═════ PROVIDED RECORDS

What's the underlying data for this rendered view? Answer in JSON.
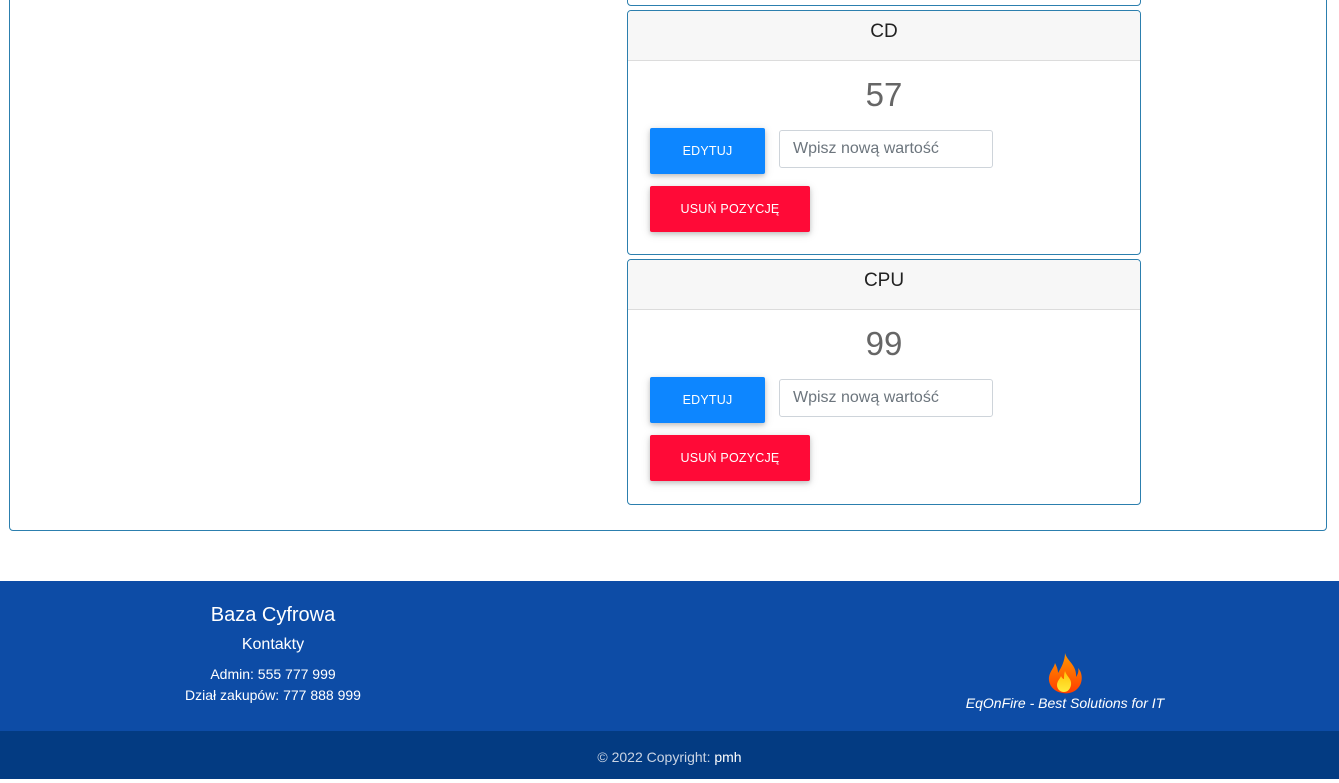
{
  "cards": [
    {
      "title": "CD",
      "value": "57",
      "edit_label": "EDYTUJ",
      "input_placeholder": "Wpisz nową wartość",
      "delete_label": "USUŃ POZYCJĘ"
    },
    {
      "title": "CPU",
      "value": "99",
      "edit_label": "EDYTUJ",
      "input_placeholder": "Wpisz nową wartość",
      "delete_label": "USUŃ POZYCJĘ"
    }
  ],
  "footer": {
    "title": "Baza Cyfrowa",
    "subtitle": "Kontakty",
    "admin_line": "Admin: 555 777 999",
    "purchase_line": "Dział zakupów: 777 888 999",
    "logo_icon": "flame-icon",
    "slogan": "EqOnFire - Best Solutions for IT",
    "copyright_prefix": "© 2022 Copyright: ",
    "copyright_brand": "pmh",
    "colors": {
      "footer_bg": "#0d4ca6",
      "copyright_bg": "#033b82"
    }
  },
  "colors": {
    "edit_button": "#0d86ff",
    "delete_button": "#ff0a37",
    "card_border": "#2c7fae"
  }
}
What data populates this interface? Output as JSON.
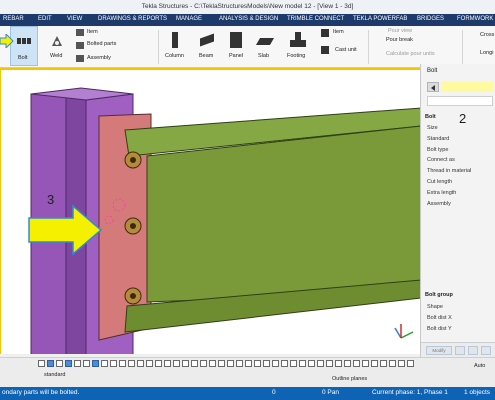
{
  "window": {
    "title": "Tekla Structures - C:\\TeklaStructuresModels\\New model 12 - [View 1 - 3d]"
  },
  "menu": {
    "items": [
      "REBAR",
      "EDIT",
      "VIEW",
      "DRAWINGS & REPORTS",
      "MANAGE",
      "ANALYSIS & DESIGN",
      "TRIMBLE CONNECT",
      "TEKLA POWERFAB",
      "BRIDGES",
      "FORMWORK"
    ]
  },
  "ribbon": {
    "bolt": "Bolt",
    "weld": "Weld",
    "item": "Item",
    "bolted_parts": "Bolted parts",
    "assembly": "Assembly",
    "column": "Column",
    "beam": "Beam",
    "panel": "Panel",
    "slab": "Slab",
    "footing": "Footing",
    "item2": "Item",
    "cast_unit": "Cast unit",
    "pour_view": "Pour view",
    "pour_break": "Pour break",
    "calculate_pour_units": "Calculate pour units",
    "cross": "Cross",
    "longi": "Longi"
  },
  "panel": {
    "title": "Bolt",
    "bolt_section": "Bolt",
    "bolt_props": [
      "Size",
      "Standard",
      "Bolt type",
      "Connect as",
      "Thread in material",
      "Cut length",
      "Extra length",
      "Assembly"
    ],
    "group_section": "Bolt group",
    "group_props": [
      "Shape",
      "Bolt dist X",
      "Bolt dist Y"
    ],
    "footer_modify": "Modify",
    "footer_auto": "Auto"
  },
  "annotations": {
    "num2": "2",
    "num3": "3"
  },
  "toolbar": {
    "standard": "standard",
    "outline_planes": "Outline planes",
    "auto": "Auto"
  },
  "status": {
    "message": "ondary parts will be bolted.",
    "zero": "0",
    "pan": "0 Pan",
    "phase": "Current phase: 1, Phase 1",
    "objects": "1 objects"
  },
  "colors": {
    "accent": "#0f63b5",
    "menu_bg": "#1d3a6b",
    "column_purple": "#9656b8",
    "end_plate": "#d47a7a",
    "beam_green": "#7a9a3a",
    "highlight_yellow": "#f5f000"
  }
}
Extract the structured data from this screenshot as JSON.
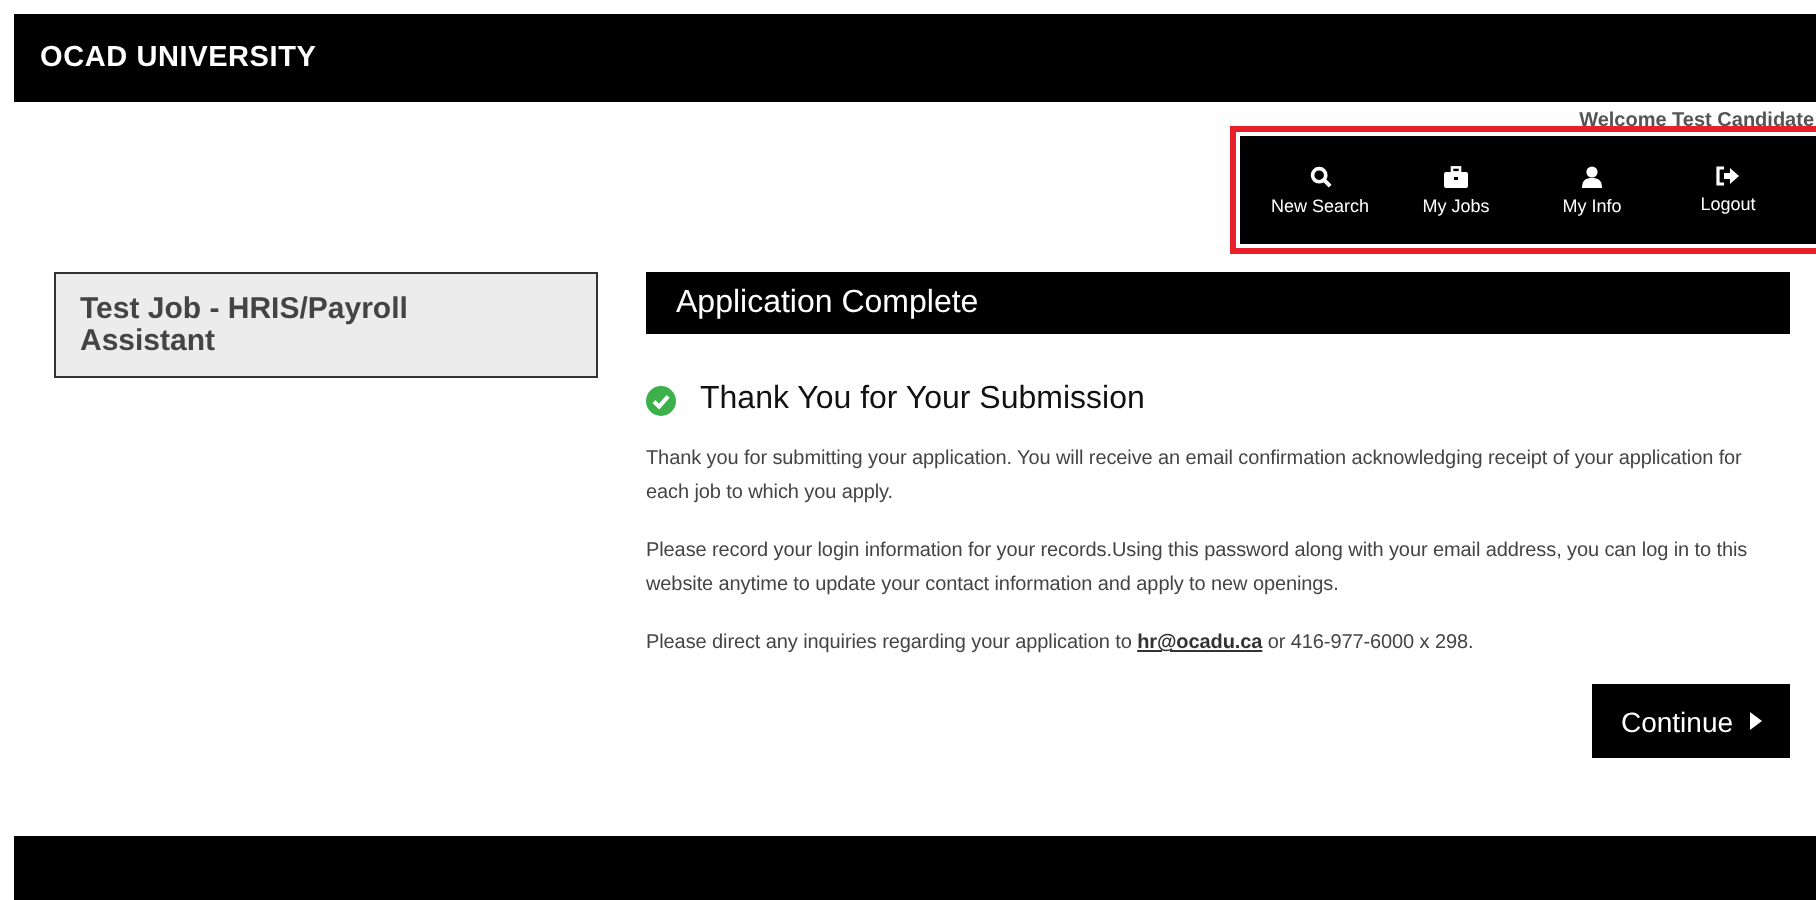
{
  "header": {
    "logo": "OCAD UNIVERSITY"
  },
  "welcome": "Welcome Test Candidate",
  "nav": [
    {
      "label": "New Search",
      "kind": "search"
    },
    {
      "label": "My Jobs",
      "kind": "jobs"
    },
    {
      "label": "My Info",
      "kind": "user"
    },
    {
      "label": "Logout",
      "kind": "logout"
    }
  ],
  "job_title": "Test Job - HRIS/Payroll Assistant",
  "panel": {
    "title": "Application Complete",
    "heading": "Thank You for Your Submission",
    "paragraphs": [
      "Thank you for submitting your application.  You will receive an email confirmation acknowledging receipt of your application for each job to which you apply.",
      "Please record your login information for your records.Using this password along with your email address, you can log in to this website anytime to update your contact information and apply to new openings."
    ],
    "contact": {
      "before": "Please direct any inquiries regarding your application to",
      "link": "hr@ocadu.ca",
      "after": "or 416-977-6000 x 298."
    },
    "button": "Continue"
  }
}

══════════
═════ PROVIDED RECORDS

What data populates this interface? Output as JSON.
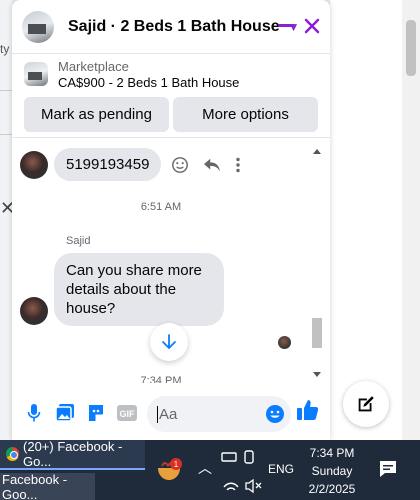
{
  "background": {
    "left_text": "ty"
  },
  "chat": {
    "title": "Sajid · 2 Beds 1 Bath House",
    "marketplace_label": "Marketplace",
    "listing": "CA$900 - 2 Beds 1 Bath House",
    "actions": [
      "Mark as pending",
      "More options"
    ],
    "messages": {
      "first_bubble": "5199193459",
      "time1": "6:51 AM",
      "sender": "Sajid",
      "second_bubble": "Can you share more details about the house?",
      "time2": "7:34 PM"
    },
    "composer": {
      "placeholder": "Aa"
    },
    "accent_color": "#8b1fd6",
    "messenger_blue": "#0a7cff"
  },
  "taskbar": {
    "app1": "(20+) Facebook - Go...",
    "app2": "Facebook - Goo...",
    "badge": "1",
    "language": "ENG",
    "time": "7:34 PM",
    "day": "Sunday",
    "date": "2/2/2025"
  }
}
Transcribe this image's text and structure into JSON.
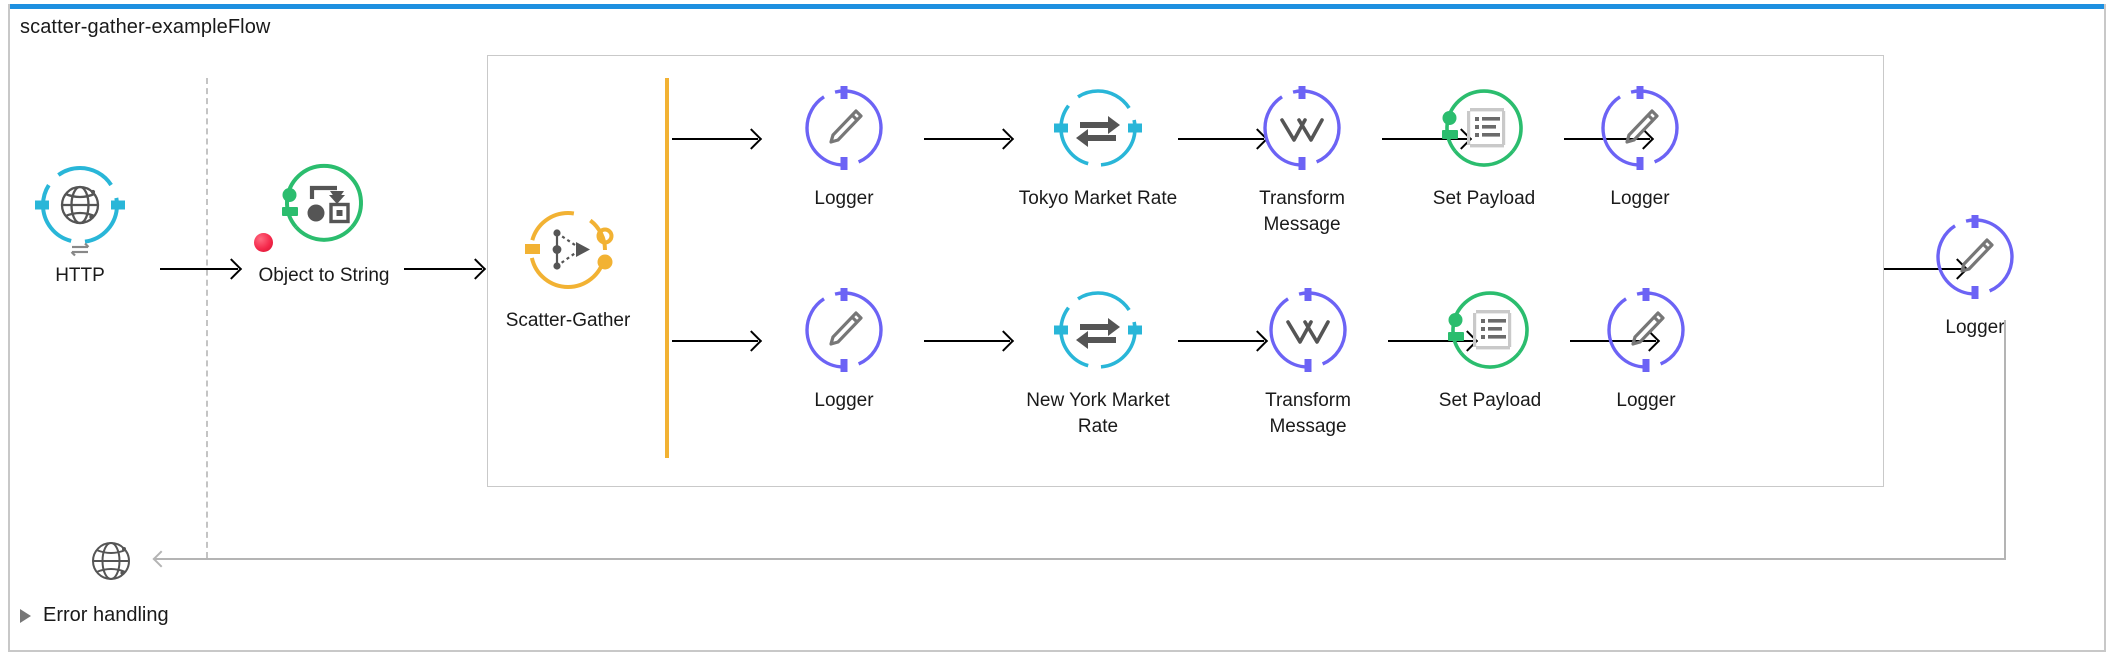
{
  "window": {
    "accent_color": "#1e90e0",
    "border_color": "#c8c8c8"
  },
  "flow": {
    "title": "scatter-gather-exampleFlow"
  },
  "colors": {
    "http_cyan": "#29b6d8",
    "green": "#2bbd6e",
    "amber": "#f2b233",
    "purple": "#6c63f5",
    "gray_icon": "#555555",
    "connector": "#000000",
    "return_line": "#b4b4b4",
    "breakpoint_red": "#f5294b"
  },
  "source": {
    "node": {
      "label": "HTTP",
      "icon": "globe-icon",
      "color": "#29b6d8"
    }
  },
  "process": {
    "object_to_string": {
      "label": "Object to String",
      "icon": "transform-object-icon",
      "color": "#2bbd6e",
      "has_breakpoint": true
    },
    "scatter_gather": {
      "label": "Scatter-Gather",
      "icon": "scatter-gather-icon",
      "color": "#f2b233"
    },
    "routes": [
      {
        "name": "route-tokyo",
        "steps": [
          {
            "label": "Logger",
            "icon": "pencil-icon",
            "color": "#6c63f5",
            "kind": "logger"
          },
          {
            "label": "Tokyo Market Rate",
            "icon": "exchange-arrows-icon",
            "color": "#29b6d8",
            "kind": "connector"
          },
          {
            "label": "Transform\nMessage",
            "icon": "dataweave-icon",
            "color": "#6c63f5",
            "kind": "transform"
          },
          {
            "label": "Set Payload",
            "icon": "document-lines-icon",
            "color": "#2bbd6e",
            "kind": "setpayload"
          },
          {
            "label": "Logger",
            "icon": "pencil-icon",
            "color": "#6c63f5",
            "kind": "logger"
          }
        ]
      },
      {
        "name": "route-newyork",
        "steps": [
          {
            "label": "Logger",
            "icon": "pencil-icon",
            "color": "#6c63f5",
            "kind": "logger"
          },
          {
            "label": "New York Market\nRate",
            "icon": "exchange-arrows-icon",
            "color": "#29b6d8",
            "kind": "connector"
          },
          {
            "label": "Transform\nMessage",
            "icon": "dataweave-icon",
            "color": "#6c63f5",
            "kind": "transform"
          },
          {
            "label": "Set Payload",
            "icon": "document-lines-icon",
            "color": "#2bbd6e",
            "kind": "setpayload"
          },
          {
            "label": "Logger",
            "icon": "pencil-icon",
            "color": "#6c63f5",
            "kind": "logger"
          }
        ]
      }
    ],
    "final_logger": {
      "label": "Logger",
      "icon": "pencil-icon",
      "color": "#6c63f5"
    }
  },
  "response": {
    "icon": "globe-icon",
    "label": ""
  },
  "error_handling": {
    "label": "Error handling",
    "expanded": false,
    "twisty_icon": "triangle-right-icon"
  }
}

══════════

Search the data for the string "Please" and copy each line where it appears.

■ OUTPUT FOR THIS EXERCISE:
      "Please record your login information for your records.Using this password along with your email address, you can log in to this website anytime to update your contact information and apply to new openings."
      "before": "Please direct any inquiries regarding your application to",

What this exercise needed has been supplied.